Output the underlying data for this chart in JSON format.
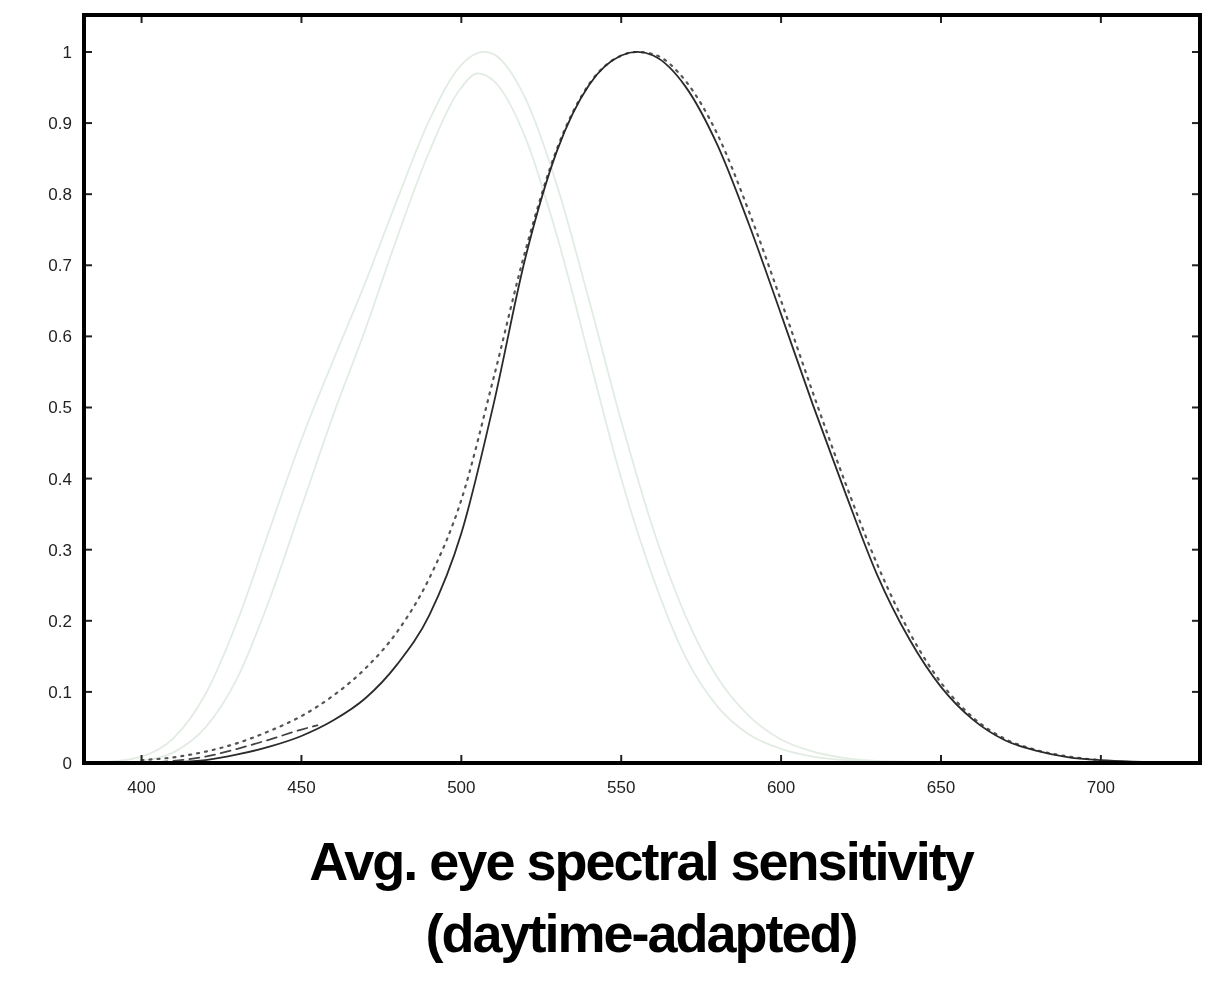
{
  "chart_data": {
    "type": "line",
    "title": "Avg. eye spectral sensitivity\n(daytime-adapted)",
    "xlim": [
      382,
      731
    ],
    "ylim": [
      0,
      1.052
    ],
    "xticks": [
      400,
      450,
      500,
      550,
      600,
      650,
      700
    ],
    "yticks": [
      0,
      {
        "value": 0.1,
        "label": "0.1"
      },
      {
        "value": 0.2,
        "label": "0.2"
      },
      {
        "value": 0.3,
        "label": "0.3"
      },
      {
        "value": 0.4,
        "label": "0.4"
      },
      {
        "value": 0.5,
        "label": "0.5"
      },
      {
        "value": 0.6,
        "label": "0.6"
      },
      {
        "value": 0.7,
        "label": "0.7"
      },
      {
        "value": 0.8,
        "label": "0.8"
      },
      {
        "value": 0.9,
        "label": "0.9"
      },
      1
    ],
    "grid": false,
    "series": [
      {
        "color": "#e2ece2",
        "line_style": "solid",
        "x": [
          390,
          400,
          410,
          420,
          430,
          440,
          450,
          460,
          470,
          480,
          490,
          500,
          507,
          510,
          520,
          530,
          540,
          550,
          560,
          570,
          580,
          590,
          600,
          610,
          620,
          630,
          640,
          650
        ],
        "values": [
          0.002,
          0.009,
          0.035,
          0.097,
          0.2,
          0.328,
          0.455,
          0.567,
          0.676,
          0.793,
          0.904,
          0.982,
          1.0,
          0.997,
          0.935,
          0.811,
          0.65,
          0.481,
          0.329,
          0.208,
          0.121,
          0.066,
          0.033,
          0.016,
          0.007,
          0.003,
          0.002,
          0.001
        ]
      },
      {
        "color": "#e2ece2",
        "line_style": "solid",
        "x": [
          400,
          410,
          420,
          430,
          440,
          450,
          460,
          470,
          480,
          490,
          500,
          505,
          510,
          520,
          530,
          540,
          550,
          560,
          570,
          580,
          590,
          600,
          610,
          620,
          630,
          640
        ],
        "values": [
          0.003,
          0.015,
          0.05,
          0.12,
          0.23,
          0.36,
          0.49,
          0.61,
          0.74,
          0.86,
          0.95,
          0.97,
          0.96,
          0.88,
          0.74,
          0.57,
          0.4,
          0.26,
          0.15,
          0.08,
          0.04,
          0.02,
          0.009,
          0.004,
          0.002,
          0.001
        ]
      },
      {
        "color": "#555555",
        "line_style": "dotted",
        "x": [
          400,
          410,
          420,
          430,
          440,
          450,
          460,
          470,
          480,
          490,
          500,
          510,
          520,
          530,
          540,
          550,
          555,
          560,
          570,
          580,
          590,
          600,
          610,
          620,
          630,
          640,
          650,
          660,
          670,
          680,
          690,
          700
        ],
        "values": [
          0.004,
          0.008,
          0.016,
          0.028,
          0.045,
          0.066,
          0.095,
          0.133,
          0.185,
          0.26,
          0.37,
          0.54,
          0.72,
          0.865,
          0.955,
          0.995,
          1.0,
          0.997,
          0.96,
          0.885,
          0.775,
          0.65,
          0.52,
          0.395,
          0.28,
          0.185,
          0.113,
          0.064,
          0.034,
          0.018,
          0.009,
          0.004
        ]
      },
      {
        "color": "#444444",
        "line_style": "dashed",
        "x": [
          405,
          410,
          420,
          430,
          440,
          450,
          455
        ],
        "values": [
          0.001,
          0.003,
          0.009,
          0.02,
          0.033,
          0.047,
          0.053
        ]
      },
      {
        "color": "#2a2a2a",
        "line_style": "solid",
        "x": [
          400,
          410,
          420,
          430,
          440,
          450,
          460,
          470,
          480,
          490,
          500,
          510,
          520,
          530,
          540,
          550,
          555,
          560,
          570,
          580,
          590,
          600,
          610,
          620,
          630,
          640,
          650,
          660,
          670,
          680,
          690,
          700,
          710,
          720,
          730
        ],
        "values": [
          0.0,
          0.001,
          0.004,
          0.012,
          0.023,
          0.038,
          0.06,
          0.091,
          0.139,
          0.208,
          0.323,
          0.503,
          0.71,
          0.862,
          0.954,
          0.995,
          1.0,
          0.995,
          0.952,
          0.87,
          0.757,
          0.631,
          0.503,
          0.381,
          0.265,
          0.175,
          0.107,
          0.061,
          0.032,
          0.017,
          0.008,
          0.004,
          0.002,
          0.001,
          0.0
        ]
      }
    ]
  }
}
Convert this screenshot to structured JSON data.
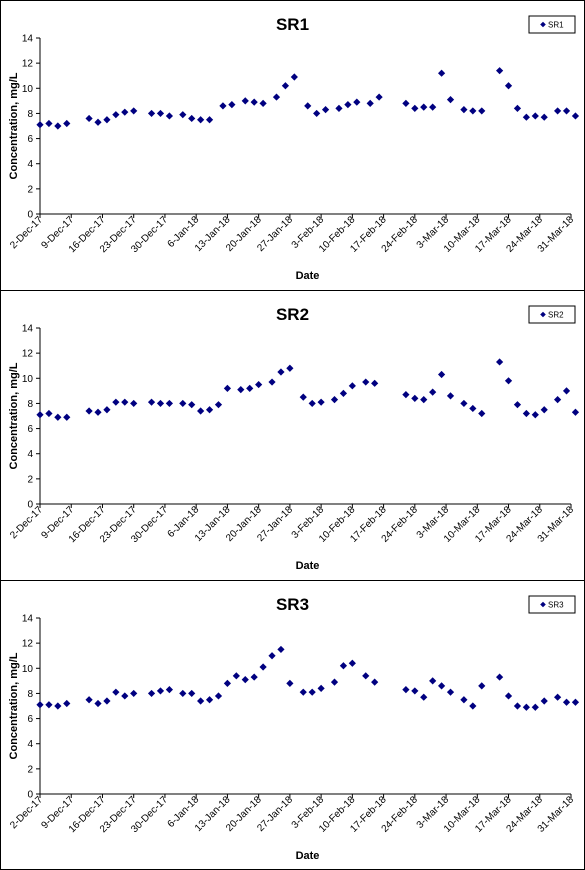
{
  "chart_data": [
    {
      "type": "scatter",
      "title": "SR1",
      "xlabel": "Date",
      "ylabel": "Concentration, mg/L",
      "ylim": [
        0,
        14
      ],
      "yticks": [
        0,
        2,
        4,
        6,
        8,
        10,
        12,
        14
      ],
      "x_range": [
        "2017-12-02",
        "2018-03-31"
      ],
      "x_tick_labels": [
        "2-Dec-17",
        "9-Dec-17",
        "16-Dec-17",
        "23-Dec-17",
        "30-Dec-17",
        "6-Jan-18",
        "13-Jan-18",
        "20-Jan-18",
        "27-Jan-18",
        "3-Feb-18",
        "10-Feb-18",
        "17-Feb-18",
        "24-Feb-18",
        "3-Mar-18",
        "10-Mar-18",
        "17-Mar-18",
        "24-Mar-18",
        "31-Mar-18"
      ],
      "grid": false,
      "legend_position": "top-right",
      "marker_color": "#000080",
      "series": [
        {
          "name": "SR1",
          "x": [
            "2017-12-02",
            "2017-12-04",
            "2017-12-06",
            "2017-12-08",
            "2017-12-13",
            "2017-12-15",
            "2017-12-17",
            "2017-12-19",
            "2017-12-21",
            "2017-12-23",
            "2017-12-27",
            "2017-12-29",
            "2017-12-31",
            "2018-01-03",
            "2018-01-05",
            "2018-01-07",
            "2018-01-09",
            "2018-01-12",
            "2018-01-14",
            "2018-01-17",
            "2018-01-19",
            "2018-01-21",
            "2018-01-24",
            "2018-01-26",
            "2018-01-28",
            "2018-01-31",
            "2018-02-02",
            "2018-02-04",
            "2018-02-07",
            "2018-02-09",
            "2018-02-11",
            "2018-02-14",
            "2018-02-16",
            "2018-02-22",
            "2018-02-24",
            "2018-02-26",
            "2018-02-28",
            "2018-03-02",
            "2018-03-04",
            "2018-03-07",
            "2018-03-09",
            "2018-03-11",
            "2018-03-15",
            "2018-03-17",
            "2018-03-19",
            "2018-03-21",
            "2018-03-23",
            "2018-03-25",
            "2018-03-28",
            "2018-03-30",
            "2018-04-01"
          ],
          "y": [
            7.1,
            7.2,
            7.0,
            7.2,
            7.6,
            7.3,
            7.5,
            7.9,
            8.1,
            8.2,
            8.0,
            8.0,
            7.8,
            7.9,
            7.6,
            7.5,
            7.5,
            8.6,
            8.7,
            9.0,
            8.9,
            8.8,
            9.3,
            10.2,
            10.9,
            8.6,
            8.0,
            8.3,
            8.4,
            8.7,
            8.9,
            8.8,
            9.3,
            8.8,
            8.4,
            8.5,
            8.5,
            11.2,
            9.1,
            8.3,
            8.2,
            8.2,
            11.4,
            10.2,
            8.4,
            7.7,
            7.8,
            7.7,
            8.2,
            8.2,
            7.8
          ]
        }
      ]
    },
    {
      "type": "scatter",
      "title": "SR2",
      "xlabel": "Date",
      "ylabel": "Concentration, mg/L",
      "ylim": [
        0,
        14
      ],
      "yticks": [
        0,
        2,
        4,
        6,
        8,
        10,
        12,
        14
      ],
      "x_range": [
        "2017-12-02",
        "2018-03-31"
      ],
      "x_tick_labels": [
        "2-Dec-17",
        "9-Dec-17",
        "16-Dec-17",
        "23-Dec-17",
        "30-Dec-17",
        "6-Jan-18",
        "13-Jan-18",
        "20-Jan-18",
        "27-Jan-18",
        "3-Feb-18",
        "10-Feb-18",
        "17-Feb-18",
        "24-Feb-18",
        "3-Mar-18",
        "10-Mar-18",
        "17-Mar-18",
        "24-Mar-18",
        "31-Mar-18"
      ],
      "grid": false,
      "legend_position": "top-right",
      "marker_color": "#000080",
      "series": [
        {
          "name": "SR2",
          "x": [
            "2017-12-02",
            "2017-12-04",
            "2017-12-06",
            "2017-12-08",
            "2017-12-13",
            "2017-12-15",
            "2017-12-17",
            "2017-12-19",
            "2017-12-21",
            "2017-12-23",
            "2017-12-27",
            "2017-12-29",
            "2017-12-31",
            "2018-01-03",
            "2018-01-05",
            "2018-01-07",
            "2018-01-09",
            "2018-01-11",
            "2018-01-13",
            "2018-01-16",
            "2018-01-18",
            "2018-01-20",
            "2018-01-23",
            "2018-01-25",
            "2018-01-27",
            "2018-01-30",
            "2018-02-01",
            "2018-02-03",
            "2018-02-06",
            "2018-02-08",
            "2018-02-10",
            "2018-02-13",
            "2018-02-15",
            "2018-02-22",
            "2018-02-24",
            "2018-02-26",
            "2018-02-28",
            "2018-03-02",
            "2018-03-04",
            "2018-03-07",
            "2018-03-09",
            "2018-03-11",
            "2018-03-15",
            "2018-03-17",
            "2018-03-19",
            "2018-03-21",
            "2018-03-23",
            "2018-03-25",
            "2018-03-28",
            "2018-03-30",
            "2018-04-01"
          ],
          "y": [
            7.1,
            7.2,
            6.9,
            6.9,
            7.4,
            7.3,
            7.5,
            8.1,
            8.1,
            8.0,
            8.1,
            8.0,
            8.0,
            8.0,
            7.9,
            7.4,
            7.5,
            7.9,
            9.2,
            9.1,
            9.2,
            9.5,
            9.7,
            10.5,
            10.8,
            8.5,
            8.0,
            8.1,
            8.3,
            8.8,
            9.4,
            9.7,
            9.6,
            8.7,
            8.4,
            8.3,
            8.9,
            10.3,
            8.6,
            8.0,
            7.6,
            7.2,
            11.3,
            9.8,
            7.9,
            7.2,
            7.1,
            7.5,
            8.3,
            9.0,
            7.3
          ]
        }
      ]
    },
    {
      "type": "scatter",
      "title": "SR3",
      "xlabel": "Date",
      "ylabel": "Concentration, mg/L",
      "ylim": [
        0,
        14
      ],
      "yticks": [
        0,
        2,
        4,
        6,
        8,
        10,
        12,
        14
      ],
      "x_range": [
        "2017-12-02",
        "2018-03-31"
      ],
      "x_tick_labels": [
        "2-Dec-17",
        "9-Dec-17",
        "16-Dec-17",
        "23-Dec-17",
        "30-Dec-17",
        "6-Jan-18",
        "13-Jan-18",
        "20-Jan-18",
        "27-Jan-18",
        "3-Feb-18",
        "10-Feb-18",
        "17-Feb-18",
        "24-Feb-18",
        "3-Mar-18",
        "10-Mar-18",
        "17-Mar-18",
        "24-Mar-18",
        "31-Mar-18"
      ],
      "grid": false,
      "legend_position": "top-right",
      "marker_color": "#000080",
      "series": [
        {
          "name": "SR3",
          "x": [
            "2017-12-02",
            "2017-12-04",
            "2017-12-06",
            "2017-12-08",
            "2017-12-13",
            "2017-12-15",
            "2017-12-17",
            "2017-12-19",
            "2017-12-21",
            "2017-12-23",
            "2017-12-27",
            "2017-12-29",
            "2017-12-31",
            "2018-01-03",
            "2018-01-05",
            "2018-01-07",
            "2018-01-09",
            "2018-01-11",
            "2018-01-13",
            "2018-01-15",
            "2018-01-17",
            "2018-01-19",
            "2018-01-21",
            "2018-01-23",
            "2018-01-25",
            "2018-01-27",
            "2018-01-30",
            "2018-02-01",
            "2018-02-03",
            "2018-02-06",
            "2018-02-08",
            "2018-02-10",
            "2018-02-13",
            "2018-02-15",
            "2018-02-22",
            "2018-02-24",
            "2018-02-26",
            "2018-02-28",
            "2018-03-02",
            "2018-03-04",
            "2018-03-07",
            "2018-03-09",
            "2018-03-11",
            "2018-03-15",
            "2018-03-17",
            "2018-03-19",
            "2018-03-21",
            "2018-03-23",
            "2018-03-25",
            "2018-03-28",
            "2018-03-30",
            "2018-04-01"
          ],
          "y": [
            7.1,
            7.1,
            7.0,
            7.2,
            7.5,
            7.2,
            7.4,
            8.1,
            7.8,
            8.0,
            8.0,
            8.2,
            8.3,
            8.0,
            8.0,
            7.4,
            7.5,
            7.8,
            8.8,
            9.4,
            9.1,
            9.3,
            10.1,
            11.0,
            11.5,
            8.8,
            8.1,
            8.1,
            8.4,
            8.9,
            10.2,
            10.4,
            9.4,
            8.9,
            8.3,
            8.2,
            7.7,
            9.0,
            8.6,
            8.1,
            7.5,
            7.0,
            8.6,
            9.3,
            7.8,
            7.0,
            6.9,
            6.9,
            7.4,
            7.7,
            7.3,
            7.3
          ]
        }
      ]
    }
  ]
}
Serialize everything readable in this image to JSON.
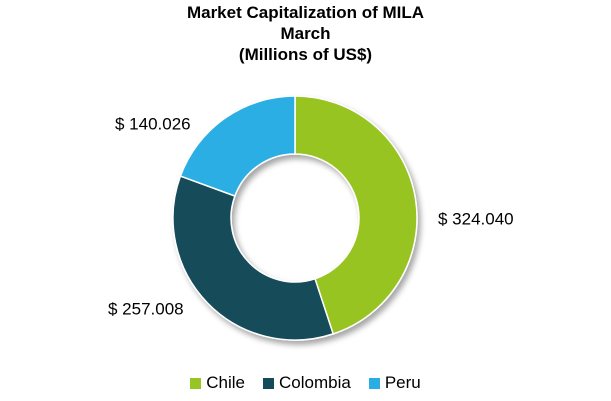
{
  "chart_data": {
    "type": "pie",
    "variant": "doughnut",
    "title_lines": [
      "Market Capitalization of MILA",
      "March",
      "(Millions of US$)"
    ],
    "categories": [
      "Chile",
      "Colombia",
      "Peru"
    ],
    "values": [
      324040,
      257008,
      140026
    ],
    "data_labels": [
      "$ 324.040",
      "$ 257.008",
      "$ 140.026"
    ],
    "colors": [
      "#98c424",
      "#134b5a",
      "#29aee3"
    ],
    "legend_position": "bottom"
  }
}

■ **GIVEN EXERCISE**: Output only these lines, word for word: the line containing "Serialize everything readable" and every line after it through the last line of the data. Omit the pictures.

■ **THE RESPONSE**:
Serialize everything readable in this image to JSON.
{
  "chart_data": {
    "type": "pie",
    "variant": "doughnut",
    "title_lines": [
      "Market Capitalization of MILA",
      "March",
      "(Millions of US$)"
    ],
    "categories": [
      "Chile",
      "Colombia",
      "Peru"
    ],
    "values": [
      324040,
      257008,
      140026
    ],
    "data_labels": [
      "$ 324.040",
      "$ 257.008",
      "$ 140.026"
    ],
    "colors": [
      "#98c424",
      "#134b5a",
      "#29aee3"
    ],
    "legend_position": "bottom"
  }
}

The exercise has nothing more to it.